**** RECORDED INFORMATION
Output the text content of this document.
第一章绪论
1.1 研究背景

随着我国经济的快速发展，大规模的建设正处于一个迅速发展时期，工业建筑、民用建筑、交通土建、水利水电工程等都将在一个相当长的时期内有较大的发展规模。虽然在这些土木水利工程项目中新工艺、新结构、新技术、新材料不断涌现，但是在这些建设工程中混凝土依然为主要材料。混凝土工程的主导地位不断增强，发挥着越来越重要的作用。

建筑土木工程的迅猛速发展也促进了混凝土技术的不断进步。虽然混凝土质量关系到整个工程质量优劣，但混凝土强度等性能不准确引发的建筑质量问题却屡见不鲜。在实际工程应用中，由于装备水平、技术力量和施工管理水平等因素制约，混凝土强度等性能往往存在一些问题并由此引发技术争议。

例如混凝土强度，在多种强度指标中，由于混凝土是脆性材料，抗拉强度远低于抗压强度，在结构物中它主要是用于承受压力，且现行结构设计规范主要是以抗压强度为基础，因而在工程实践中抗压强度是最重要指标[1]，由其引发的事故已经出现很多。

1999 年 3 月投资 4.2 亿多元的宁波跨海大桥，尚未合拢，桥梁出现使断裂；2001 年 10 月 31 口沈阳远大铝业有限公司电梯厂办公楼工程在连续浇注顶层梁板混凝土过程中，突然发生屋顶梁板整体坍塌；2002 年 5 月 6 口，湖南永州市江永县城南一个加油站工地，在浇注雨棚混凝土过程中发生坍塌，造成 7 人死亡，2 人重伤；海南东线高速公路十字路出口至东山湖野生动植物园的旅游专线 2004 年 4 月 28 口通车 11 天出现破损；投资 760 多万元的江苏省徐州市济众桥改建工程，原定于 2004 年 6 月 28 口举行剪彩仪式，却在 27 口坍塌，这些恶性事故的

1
********
_WORK TO DO_
Transcribe the full listing above without leaving anything out.

_REPLY_
Output the text content of this document.
第一章绪论
1.1 研究背景

随着我国经济的快速发展，大规模的建设正处于一个迅速发展时期，工业建筑、民用建筑、交通土建、水利水电工程等都将在一个相当长的时期内有较大的发展规模。虽然在这些土木水利工程项目中新工艺、新结构、新技术、新材料不断涌现，但是在这些建设工程中混凝土依然为主要材料。混凝土工程的主导地位不断增强，发挥着越来越重要的作用。

建筑土木工程的迅猛速发展也促进了混凝土技术的不断进步。虽然混凝土质量关系到整个工程质量优劣，但混凝土强度等性能不准确引发的建筑质量问题却屡见不鲜。在实际工程应用中，由于装备水平、技术力量和施工管理水平等因素制约，混凝土强度等性能往往存在一些问题并由此引发技术争议。

例如混凝土强度，在多种强度指标中，由于混凝土是脆性材料，抗拉强度远低于抗压强度，在结构物中它主要是用于承受压力，且现行结构设计规范主要是以抗压强度为基础，因而在工程实践中抗压强度是最重要指标[1]，由其引发的事故已经出现很多。

1999 年 3 月投资 4.2 亿多元的宁波跨海大桥，尚未合拢，桥梁出现使断裂；2001 年 10 月 31 口沈阳远大铝业有限公司电梯厂办公楼工程在连续浇注顶层梁板混凝土过程中，突然发生屋顶梁板整体坍塌；2002 年 5 月 6 口，湖南永州市江永县城南一个加油站工地，在浇注雨棚混凝土过程中发生坍塌，造成 7 人死亡，2 人重伤；海南东线高速公路十字路出口至东山湖野生动植物园的旅游专线 2004 年 4 月 28 口通车 11 天出现破损；投资 760 多万元的江苏省徐州市济众桥改建工程，原定于 2004 年 6 月 28 口举行剪彩仪式，却在 27 口坍塌，这些恶性事故的

1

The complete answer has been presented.